**SOURCE RECORDS**
# # # #
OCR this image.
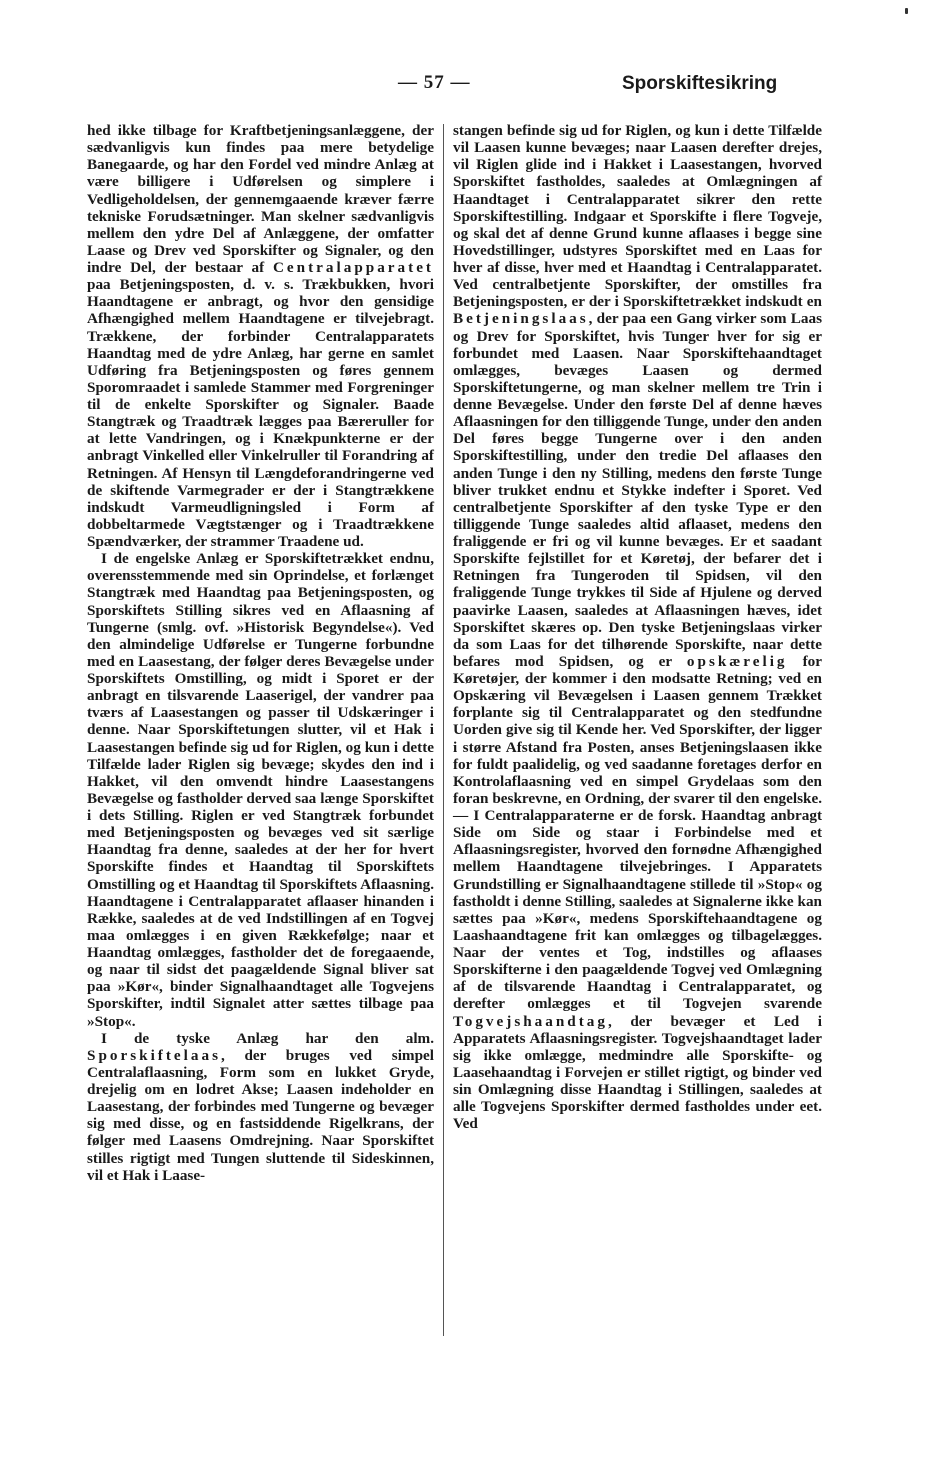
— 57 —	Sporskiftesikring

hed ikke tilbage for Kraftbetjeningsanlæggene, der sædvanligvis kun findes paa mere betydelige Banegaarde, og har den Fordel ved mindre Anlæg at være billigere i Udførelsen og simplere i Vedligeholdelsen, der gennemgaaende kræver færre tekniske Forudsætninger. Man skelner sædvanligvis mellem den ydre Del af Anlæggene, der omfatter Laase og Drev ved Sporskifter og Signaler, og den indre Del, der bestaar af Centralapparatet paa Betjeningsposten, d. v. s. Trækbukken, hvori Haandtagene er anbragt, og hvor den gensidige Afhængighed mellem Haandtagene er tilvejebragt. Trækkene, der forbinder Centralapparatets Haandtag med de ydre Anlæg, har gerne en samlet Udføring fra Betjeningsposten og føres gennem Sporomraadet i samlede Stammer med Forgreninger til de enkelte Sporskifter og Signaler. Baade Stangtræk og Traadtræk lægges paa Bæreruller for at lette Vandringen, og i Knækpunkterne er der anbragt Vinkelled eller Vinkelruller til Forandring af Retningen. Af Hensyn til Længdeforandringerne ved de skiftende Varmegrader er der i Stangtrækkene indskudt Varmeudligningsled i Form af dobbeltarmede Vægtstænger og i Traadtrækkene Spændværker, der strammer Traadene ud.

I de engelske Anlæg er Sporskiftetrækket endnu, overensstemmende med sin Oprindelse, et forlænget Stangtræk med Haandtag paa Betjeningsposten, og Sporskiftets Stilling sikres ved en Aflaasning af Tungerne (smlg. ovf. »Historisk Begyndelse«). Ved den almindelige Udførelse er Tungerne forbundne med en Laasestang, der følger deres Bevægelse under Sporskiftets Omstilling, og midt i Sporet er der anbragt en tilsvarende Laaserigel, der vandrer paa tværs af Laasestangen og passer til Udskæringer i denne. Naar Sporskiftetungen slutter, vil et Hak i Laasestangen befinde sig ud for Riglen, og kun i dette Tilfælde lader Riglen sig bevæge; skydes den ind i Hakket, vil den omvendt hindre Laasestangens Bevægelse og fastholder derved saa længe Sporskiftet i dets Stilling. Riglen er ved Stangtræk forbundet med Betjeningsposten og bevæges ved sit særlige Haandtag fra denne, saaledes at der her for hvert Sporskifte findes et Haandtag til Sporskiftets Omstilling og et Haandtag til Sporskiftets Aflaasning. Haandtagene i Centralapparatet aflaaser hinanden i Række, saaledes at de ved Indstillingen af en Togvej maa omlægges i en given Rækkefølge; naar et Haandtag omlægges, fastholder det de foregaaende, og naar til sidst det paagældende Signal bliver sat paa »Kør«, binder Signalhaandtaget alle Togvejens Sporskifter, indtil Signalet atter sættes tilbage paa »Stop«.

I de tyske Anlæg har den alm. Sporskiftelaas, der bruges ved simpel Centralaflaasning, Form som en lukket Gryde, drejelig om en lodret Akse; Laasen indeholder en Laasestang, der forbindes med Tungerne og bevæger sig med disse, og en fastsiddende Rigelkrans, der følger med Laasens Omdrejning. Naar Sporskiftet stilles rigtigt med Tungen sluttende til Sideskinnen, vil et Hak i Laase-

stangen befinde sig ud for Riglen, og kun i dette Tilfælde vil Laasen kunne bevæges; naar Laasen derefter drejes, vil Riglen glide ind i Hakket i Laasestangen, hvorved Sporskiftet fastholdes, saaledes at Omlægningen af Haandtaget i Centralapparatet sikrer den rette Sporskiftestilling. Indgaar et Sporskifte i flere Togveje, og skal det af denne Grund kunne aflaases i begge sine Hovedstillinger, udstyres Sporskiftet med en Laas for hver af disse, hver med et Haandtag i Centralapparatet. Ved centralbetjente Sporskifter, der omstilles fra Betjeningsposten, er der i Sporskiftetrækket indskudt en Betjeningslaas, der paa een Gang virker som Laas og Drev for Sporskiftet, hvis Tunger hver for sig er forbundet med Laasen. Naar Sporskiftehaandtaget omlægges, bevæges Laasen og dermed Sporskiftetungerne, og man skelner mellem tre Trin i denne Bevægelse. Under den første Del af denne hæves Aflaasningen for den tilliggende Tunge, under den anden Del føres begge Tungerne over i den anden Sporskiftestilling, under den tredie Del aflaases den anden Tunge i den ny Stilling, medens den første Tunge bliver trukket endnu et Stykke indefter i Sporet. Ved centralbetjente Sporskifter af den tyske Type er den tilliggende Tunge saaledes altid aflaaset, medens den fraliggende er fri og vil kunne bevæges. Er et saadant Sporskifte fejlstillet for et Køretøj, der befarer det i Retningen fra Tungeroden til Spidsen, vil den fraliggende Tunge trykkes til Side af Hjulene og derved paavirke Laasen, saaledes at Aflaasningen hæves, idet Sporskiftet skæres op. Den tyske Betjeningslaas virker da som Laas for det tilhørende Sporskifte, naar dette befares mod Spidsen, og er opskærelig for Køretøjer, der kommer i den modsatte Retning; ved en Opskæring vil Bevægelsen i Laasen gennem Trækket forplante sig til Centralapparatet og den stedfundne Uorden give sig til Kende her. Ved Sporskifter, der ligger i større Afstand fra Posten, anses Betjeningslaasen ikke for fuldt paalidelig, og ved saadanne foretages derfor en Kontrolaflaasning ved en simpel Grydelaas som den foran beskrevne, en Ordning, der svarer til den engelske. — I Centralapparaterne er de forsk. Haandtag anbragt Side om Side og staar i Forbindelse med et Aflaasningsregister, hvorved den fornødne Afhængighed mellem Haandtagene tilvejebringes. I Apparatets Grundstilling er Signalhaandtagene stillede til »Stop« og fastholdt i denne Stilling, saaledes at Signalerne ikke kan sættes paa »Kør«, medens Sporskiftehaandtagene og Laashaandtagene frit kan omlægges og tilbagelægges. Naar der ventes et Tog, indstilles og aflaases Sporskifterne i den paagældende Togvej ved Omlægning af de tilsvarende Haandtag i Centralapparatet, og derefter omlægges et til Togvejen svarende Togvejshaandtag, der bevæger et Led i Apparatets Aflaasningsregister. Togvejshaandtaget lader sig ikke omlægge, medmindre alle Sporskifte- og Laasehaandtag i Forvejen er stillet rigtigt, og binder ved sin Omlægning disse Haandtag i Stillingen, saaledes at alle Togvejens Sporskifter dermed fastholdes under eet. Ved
# # # #
**YOUR TASK**
Take the listing and print it again exactly, but without any pictures.

**REPLY TO THE EXERCISE**
OCR this image.
— 57 —	Sporskiftesikring

hed ikke tilbage for Kraftbetjeningsanlæggene, der sædvanligvis kun findes paa mere betydelige Banegaarde, og har den Fordel ved mindre Anlæg at være billigere i Udførelsen og simplere i Vedligeholdelsen, der gennemgaaende kræver færre tekniske Forudsætninger. Man skelner sædvanligvis mellem den ydre Del af Anlæggene, der omfatter Laase og Drev ved Sporskifter og Signaler, og den indre Del, der bestaar af Centralapparatet paa Betjeningsposten, d. v. s. Trækbukken, hvori Haandtagene er anbragt, og hvor den gensidige Afhængighed mellem Haandtagene er tilvejebragt. Trækkene, der forbinder Centralapparatets Haandtag med de ydre Anlæg, har gerne en samlet Udføring fra Betjeningsposten og føres gennem Sporomraadet i samlede Stammer med Forgreninger til de enkelte Sporskifter og Signaler. Baade Stangtræk og Traadtræk lægges paa Bæreruller for at lette Vandringen, og i Knækpunkterne er der anbragt Vinkelled eller Vinkelruller til Forandring af Retningen. Af Hensyn til Længdeforandringerne ved de skiftende Varmegrader er der i Stangtrækkene indskudt Varmeudligningsled i Form af dobbeltarmede Vægtstænger og i Traadtrækkene Spændværker, der strammer Traadene ud.

I de engelske Anlæg er Sporskiftetrækket endnu, overensstemmende med sin Oprindelse, et forlænget Stangtræk med Haandtag paa Betjeningsposten, og Sporskiftets Stilling sikres ved en Aflaasning af Tungerne (smlg. ovf. »Historisk Begyndelse«). Ved den almindelige Udførelse er Tungerne forbundne med en Laasestang, der følger deres Bevægelse under Sporskiftets Omstilling, og midt i Sporet er der anbragt en tilsvarende Laaserigel, der vandrer paa tværs af Laasestangen og passer til Udskæringer i denne. Naar Sporskiftetungen slutter, vil et Hak i Laasestangen befinde sig ud for Riglen, og kun i dette Tilfælde lader Riglen sig bevæge; skydes den ind i Hakket, vil den omvendt hindre Laasestangens Bevægelse og fastholder derved saa længe Sporskiftet i dets Stilling. Riglen er ved Stangtræk forbundet med Betjeningsposten og bevæges ved sit særlige Haandtag fra denne, saaledes at der her for hvert Sporskifte findes et Haandtag til Sporskiftets Omstilling og et Haandtag til Sporskiftets Aflaasning. Haandtagene i Centralapparatet aflaaser hinanden i Række, saaledes at de ved Indstillingen af en Togvej maa omlægges i en given Rækkefølge; naar et Haandtag omlægges, fastholder det de foregaaende, og naar til sidst det paagældende Signal bliver sat paa »Kør«, binder Signalhaandtaget alle Togvejens Sporskifter, indtil Signalet atter sættes tilbage paa »Stop«.

I de tyske Anlæg har den alm. Sporskiftelaas, der bruges ved simpel Centralaflaasning, Form som en lukket Gryde, drejelig om en lodret Akse; Laasen indeholder en Laasestang, der forbindes med Tungerne og bevæger sig med disse, og en fastsiddende Rigelkrans, der følger med Laasens Omdrejning. Naar Sporskiftet stilles rigtigt med Tungen sluttende til Sideskinnen, vil et Hak i Laase-

stangen befinde sig ud for Riglen, og kun i dette Tilfælde vil Laasen kunne bevæges; naar Laasen derefter drejes, vil Riglen glide ind i Hakket i Laasestangen, hvorved Sporskiftet fastholdes, saaledes at Omlægningen af Haandtaget i Centralapparatet sikrer den rette Sporskiftestilling. Indgaar et Sporskifte i flere Togveje, og skal det af denne Grund kunne aflaases i begge sine Hovedstillinger, udstyres Sporskiftet med en Laas for hver af disse, hver med et Haandtag i Centralapparatet. Ved centralbetjente Sporskifter, der omstilles fra Betjeningsposten, er der i Sporskiftetrækket indskudt en Betjeningslaas, der paa een Gang virker som Laas og Drev for Sporskiftet, hvis Tunger hver for sig er forbundet med Laasen. Naar Sporskiftehaandtaget omlægges, bevæges Laasen og dermed Sporskiftetungerne, og man skelner mellem tre Trin i denne Bevægelse. Under den første Del af denne hæves Aflaasningen for den tilliggende Tunge, under den anden Del føres begge Tungerne over i den anden Sporskiftestilling, under den tredie Del aflaases den anden Tunge i den ny Stilling, medens den første Tunge bliver trukket endnu et Stykke indefter i Sporet. Ved centralbetjente Sporskifter af den tyske Type er den tilliggende Tunge saaledes altid aflaaset, medens den fraliggende er fri og vil kunne bevæges. Er et saadant Sporskifte fejlstillet for et Køretøj, der befarer det i Retningen fra Tungeroden til Spidsen, vil den fraliggende Tunge trykkes til Side af Hjulene og derved paavirke Laasen, saaledes at Aflaasningen hæves, idet Sporskiftet skæres op. Den tyske Betjeningslaas virker da som Laas for det tilhørende Sporskifte, naar dette befares mod Spidsen, og er opskærelig for Køretøjer, der kommer i den modsatte Retning; ved en Opskæring vil Bevægelsen i Laasen gennem Trækket forplante sig til Centralapparatet og den stedfundne Uorden give sig til Kende her. Ved Sporskifter, der ligger i større Afstand fra Posten, anses Betjeningslaasen ikke for fuldt paalidelig, og ved saadanne foretages derfor en Kontrolaflaasning ved en simpel Grydelaas som den foran beskrevne, en Ordning, der svarer til den engelske. — I Centralapparaterne er de forsk. Haandtag anbragt Side om Side og staar i Forbindelse med et Aflaasningsregister, hvorved den fornødne Afhængighed mellem Haandtagene tilvejebringes. I Apparatets Grundstilling er Signalhaandtagene stillede til »Stop« og fastholdt i denne Stilling, saaledes at Signalerne ikke kan sættes paa »Kør«, medens Sporskiftehaandtagene og Laashaandtagene frit kan omlægges og tilbagelægges. Naar der ventes et Tog, indstilles og aflaases Sporskifterne i den paagældende Togvej ved Omlægning af de tilsvarende Haandtag i Centralapparatet, og derefter omlægges et til Togvejen svarende Togvejshaandtag, der bevæger et Led i Apparatets Aflaasningsregister. Togvejshaandtaget lader sig ikke omlægge, medmindre alle Sporskifte- og Laasehaandtag i Forvejen er stillet rigtigt, og binder ved sin Omlægning disse Haandtag i Stillingen, saaledes at alle Togvejens Sporskifter dermed fastholdes under eet. Ved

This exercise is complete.